----- DATA LINES -----

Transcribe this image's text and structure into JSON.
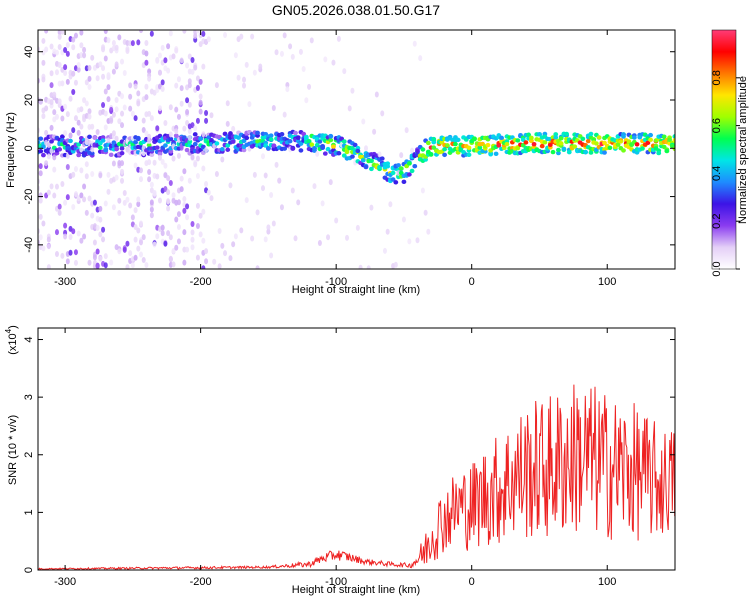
{
  "title": "GN05.2026.038.01.50.G17",
  "chart_data": [
    {
      "type": "heatmap",
      "xlabel": "Height of straight line (km)",
      "ylabel": "Frequency (Hz)",
      "xlim": [
        -320,
        150
      ],
      "ylim": [
        -50,
        49
      ],
      "xticks": [
        -300,
        -200,
        -100,
        0,
        100
      ],
      "xtick_labels": [
        "-300",
        "-200",
        "-100",
        "0",
        "100"
      ],
      "yticks": [
        -40,
        -20,
        0,
        20,
        40
      ],
      "ytick_labels": [
        "-40",
        "-20",
        "0",
        "20",
        "40"
      ],
      "ridge": {
        "x": [
          -320,
          -250,
          -200,
          -150,
          -120,
          -100,
          -80,
          -70,
          -60,
          -55,
          -50,
          -45,
          -40,
          -35,
          -30,
          -20,
          -10,
          0,
          50,
          100,
          150
        ],
        "y": [
          1,
          1,
          2,
          3,
          3,
          1,
          -3,
          -7,
          -10,
          -11,
          -10,
          -7,
          -4,
          -1,
          0,
          1,
          1,
          1,
          2,
          2,
          2
        ]
      },
      "colorbar": {
        "label": "Normalized spectral amplitude",
        "range": [
          0,
          1
        ],
        "ticks": [
          0,
          0.2,
          0.4,
          0.6,
          0.8
        ],
        "tick_labels": [
          "0.0",
          "0.2",
          "0.4",
          "0.6",
          "0.8"
        ],
        "colors": [
          "#ffffff",
          "#e4cff7",
          "#8a3cf0",
          "#3c14e6",
          "#1e8cff",
          "#00e6e6",
          "#00ff50",
          "#a0ff00",
          "#ffe600",
          "#ff7800",
          "#ff0000",
          "#ff3c78"
        ]
      }
    },
    {
      "type": "line",
      "xlabel": "Height of straight line (km)",
      "ylabel": "SNR (10 * v/v)",
      "multiplier_base": "(x10",
      "multiplier_exp": "4",
      "multiplier_close": ")",
      "xlim": [
        -320,
        150
      ],
      "ylim": [
        0,
        4.2
      ],
      "xticks": [
        -300,
        -200,
        -100,
        0,
        100
      ],
      "xtick_labels": [
        "-300",
        "-200",
        "-100",
        "0",
        "100"
      ],
      "yticks": [
        0,
        1,
        2,
        3,
        4
      ],
      "ytick_labels": [
        "0",
        "1",
        "2",
        "3",
        "4"
      ],
      "color": "#ee2222",
      "envelope": {
        "x": [
          -320,
          -200,
          -150,
          -120,
          -110,
          -100,
          -90,
          -80,
          -60,
          -45,
          -35,
          -30,
          -20,
          -10,
          0,
          10,
          20,
          30,
          40,
          60,
          80,
          100,
          120,
          140,
          150
        ],
        "mean": [
          0.02,
          0.04,
          0.05,
          0.1,
          0.2,
          0.27,
          0.22,
          0.15,
          0.1,
          0.08,
          0.3,
          0.6,
          0.9,
          1.1,
          1.1,
          1.3,
          1.4,
          1.6,
          1.7,
          1.8,
          2.0,
          1.8,
          1.7,
          1.5,
          1.6
        ],
        "spread": [
          0.01,
          0.02,
          0.02,
          0.05,
          0.08,
          0.1,
          0.08,
          0.05,
          0.04,
          0.04,
          0.3,
          0.5,
          0.6,
          0.7,
          0.8,
          0.9,
          1.0,
          1.1,
          1.2,
          1.3,
          1.4,
          1.3,
          1.2,
          1.0,
          0.9
        ]
      }
    }
  ]
}
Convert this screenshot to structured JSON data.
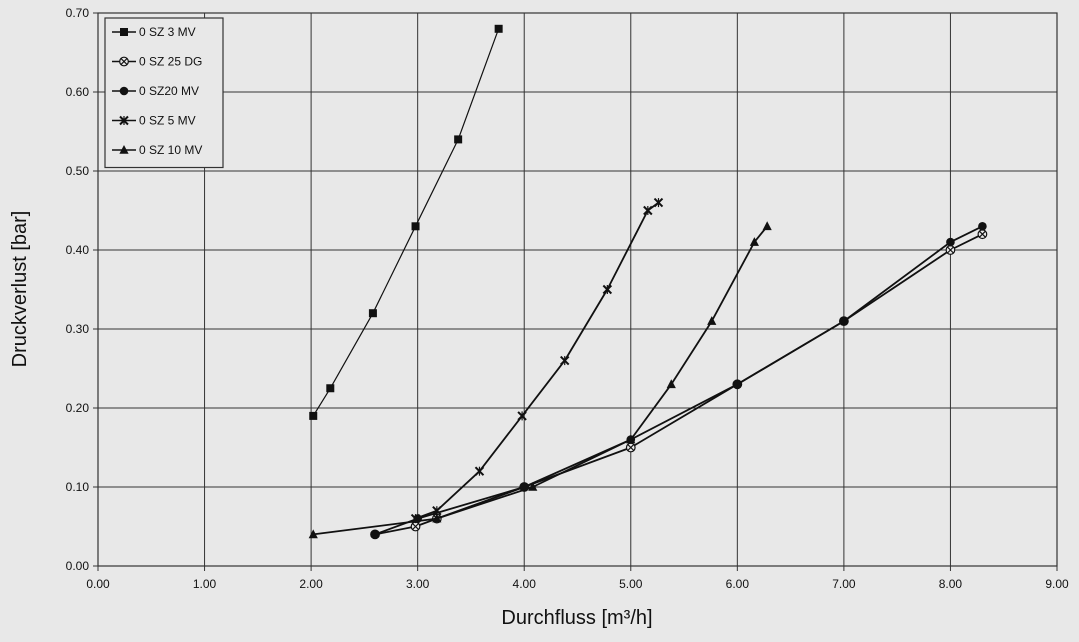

-----

### GOAL OF THE EXERCISE
Locate the lines above that hold the word "ylabel". Show every one of them.

### RESPONSE FOR THIS EXERCISE
      "ylabel": "Frequency (Hz)",
      "ylabel": "SNR (10 * v/v)",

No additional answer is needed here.